[THE PROBLEM]: In the listing below, count the lines containing the string "JSON". Reply with that number only.

[RECORDS FOR THE EXERCISE]:
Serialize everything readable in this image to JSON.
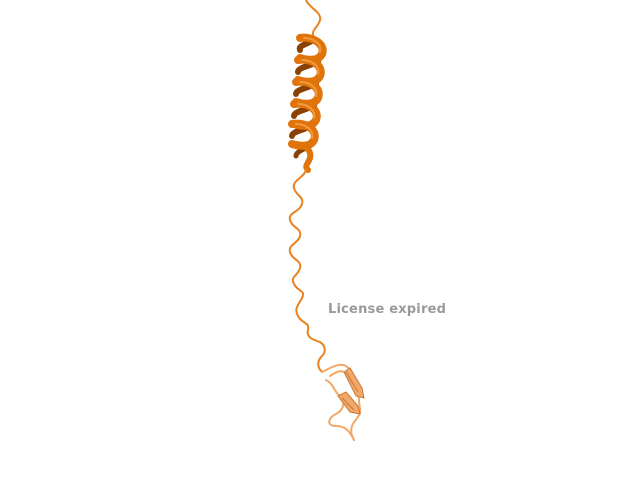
{
  "viewer": {
    "watermark_text": "License expired"
  },
  "colors": {
    "background": "#ffffff",
    "helix_main": "#e0730a",
    "helix_dark": "#8a4104",
    "helix_light": "#f39a3c",
    "coil": "#e9821f",
    "sheet": "#f2a867",
    "sheet_dark": "#c9783a",
    "watermark": "#9a9a9a"
  },
  "scene": {
    "type": "protein-cartoon",
    "elements": [
      "coil",
      "alpha-helix",
      "coil",
      "beta-sheet"
    ]
  }
}
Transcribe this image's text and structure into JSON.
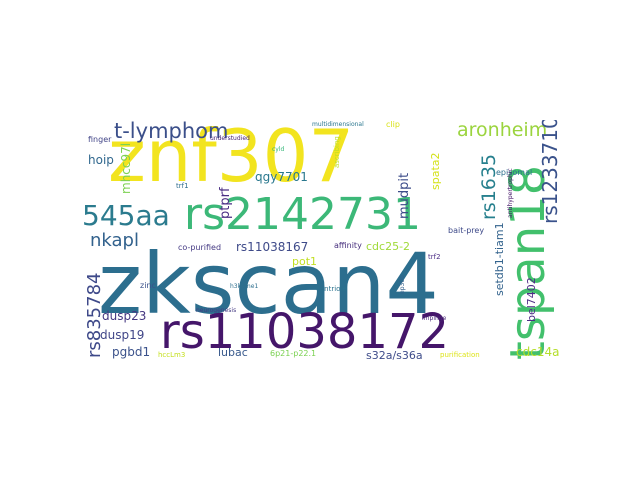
{
  "wordcloud": {
    "words": [
      {
        "text": "zkscan4",
        "color": "#2c6e8e"
      },
      {
        "text": "znf307",
        "color": "#f2e41f"
      },
      {
        "text": "rs11038172",
        "color": "#45166a"
      },
      {
        "text": "rs2142731",
        "color": "#3cb878"
      },
      {
        "text": "tspan18",
        "color": "#42c06c"
      },
      {
        "text": "545aa",
        "color": "#2b7b8e"
      },
      {
        "text": "t-lymphom",
        "color": "#3b4f8a"
      },
      {
        "text": "aronheim",
        "color": "#9bd43e"
      },
      {
        "text": "rs1233710",
        "color": "#3a528b"
      },
      {
        "text": "rs1635",
        "color": "#27808e"
      },
      {
        "text": "nkapl",
        "color": "#33628d"
      },
      {
        "text": "rs835784",
        "color": "#3e4989"
      },
      {
        "text": "hoip",
        "color": "#31688e"
      },
      {
        "text": "mhcc97l",
        "color": "#7bd151"
      },
      {
        "text": "ptprf",
        "color": "#4a2e84"
      },
      {
        "text": "qgy7701",
        "color": "#2a788e"
      },
      {
        "text": "mudpit",
        "color": "#3d4d8a"
      },
      {
        "text": "spata2",
        "color": "#d4e21a"
      },
      {
        "text": "setdb1-tiam1",
        "color": "#33638d"
      },
      {
        "text": "bel7402",
        "color": "#4e2d87"
      },
      {
        "text": "rs11038167",
        "color": "#3e4a89"
      },
      {
        "text": "cdc25-2",
        "color": "#a0da39"
      },
      {
        "text": "pot1",
        "color": "#c2df23"
      },
      {
        "text": "dusp23",
        "color": "#453781"
      },
      {
        "text": "dusp19",
        "color": "#404688"
      },
      {
        "text": "pgbd1",
        "color": "#3b528b"
      },
      {
        "text": "lubac",
        "color": "#38598c"
      },
      {
        "text": "s32a/s36a",
        "color": "#3e4c8a"
      },
      {
        "text": "cdc14a",
        "color": "#b5de2b"
      },
      {
        "text": "finger",
        "color": "#414487"
      },
      {
        "text": "understudied",
        "color": "#482475"
      },
      {
        "text": "multidimensional",
        "color": "#2a768e"
      },
      {
        "text": "clip",
        "color": "#dae319"
      },
      {
        "text": "ascribing",
        "color": "#bddf26"
      },
      {
        "text": "trf1",
        "color": "#2f6c8e"
      },
      {
        "text": "cyld",
        "color": "#35b779"
      },
      {
        "text": "co-purified",
        "color": "#443983"
      },
      {
        "text": "affinity",
        "color": "#472f7d"
      },
      {
        "text": "bait-prey",
        "color": "#3e4a89"
      },
      {
        "text": "episomal",
        "color": "#2d708e"
      },
      {
        "text": "antihypertrophic",
        "color": "#48186a"
      },
      {
        "text": "trf2",
        "color": "#4b2d85"
      },
      {
        "text": "zinc",
        "color": "#3b528b"
      },
      {
        "text": "h3k4me1",
        "color": "#2e6f8e"
      },
      {
        "text": "centriole",
        "color": "#2c738e"
      },
      {
        "text": "ep300",
        "color": "#34618d"
      },
      {
        "text": "neurogenesis",
        "color": "#443a83"
      },
      {
        "text": "impinge",
        "color": "#482878"
      },
      {
        "text": "hccLm3",
        "color": "#c5e021"
      },
      {
        "text": "6p21-p22.1",
        "color": "#7ad151"
      },
      {
        "text": "purification",
        "color": "#dde318"
      }
    ]
  }
}
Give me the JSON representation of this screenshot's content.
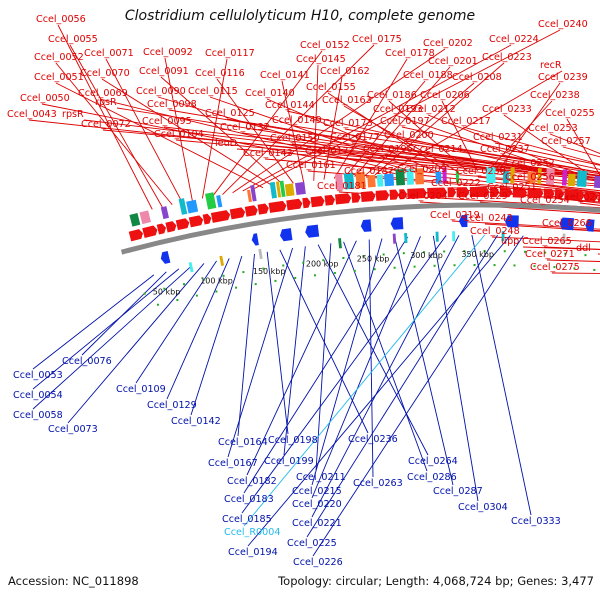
{
  "title": "Clostridium cellulolyticum H10, complete genome",
  "footer": {
    "accession": "Accession: NC_011898",
    "topology": "Topology: circular; Length: 4,068,724 bp; Genes: 3,477"
  },
  "colors": {
    "forward_arrows": "#ee1111",
    "reverse_arrows": "#1133ee",
    "forward_labels": "#dd0000",
    "reverse_labels": "#0011aa",
    "rna_label": "#22bbee",
    "backbone": "#888888",
    "minor_tick_dots": "#22aa22"
  },
  "scale_ticks": [
    "50 kbp",
    "100 kbp",
    "150 kbp",
    "200 kbp",
    "250 kbp",
    "300 kbp",
    "350 kbp"
  ],
  "forward_labels": [
    "Ccel_0056",
    "Ccel_0055",
    "Ccel_0052",
    "Ccel_0071",
    "Ccel_0092",
    "Ccel_0117",
    "Ccel_0152",
    "Ccel_0175",
    "Ccel_0202",
    "Ccel_0224",
    "Ccel_0240",
    "Ccel_0051",
    "Ccel_0070",
    "Ccel_0091",
    "Ccel_0116",
    "Ccel_0141",
    "Ccel_0145",
    "Ccel_0162",
    "Ccel_0178",
    "Ccel_0188",
    "Ccel_0201",
    "Ccel_0208",
    "Ccel_0223",
    "recR",
    "Ccel_0050",
    "Ccel_0069",
    "Ccel_0090",
    "Ccel_0115",
    "Ccel_0140",
    "Ccel_0155",
    "Ccel_0163",
    "Ccel_0186",
    "Ccel_0206",
    "Ccel_0238",
    "Ccel_0239",
    "Ccel_0043",
    "rpsR",
    "rpsR",
    "Ccel_0098",
    "Ccel_0125",
    "Ccel_0144",
    "Ccel_0193",
    "Ccel_0212",
    "Ccel_0233",
    "Ccel_0255",
    "Ccel_0072",
    "Ccel_0095",
    "Ccel_0132",
    "Ccel_0149",
    "Ccel_0173",
    "Ccel_0197",
    "Ccel_0217",
    "Ccel_0253",
    "Ccel_0104",
    "leuD",
    "Ccel_0150",
    "Ccel_0177",
    "Ccel_0200",
    "Ccel_0231",
    "Ccel_0257",
    "Ccel_0143",
    "Ccel_0172",
    "Ccel_0196",
    "Ccel_0214",
    "Ccel_0237",
    "Ccel_0161",
    "Ccel_0187",
    "Ccel_0209",
    "Ccel_0230",
    "Ccel_0252",
    "Ccel_0181",
    "Ccel_0222",
    "Ccel_0256",
    "Ccel_0204",
    "Ccel_0229",
    "Ccel_0251",
    "Ccel_0254",
    "Ccel_0267",
    "Ccel_0219",
    "Ccel_0243",
    "Ccel_0266",
    "Ccel_0248",
    "upp",
    "Ccel_0265",
    "ddl",
    "Ccel_0271",
    "Ccel_0275"
  ],
  "reverse_labels": [
    "Ccel_0053",
    "Ccel_0076",
    "Ccel_0054",
    "Ccel_0058",
    "Ccel_0073",
    "Ccel_0109",
    "Ccel_0129",
    "Ccel_0142",
    "Ccel_0164",
    "Ccel_0198",
    "Ccel_0236",
    "Ccel_0167",
    "Ccel_0199",
    "Ccel_0264",
    "Ccel_0211",
    "Ccel_0286",
    "Ccel_0182",
    "Ccel_0263",
    "Ccel_0215",
    "Ccel_0287",
    "Ccel_0183",
    "Ccel_0220",
    "Ccel_0304",
    "Ccel_0185",
    "Ccel_0221",
    "Ccel_0333",
    "Ccel_R0004",
    "Ccel_0225",
    "Ccel_0194",
    "Ccel_0226"
  ]
}
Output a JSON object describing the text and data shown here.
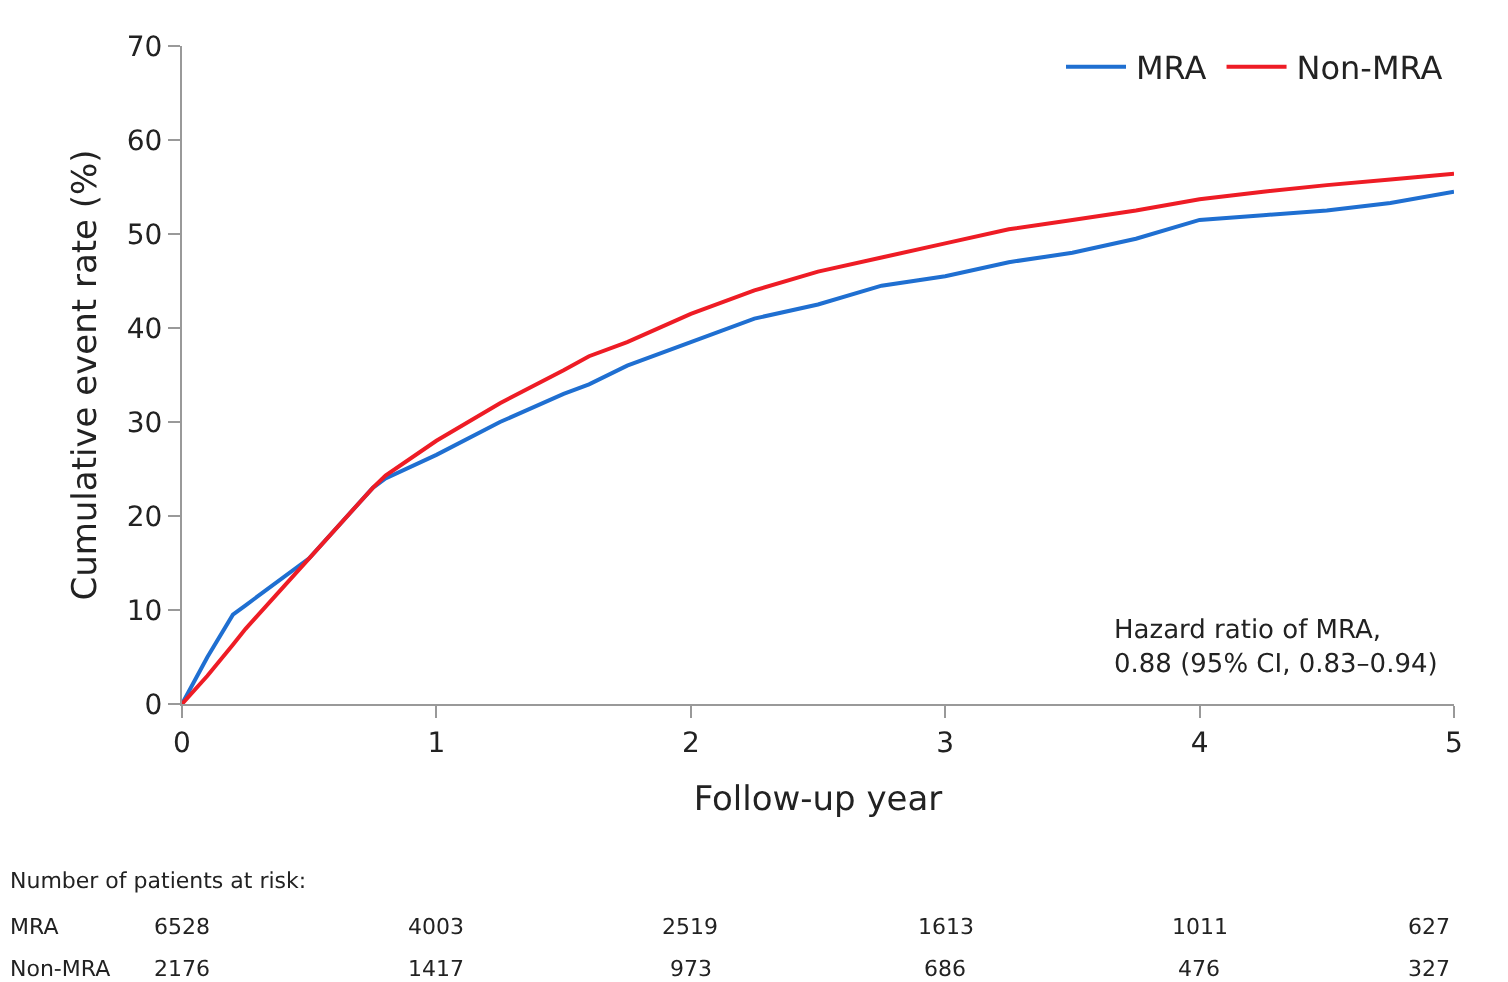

[TASK RESULT]: 4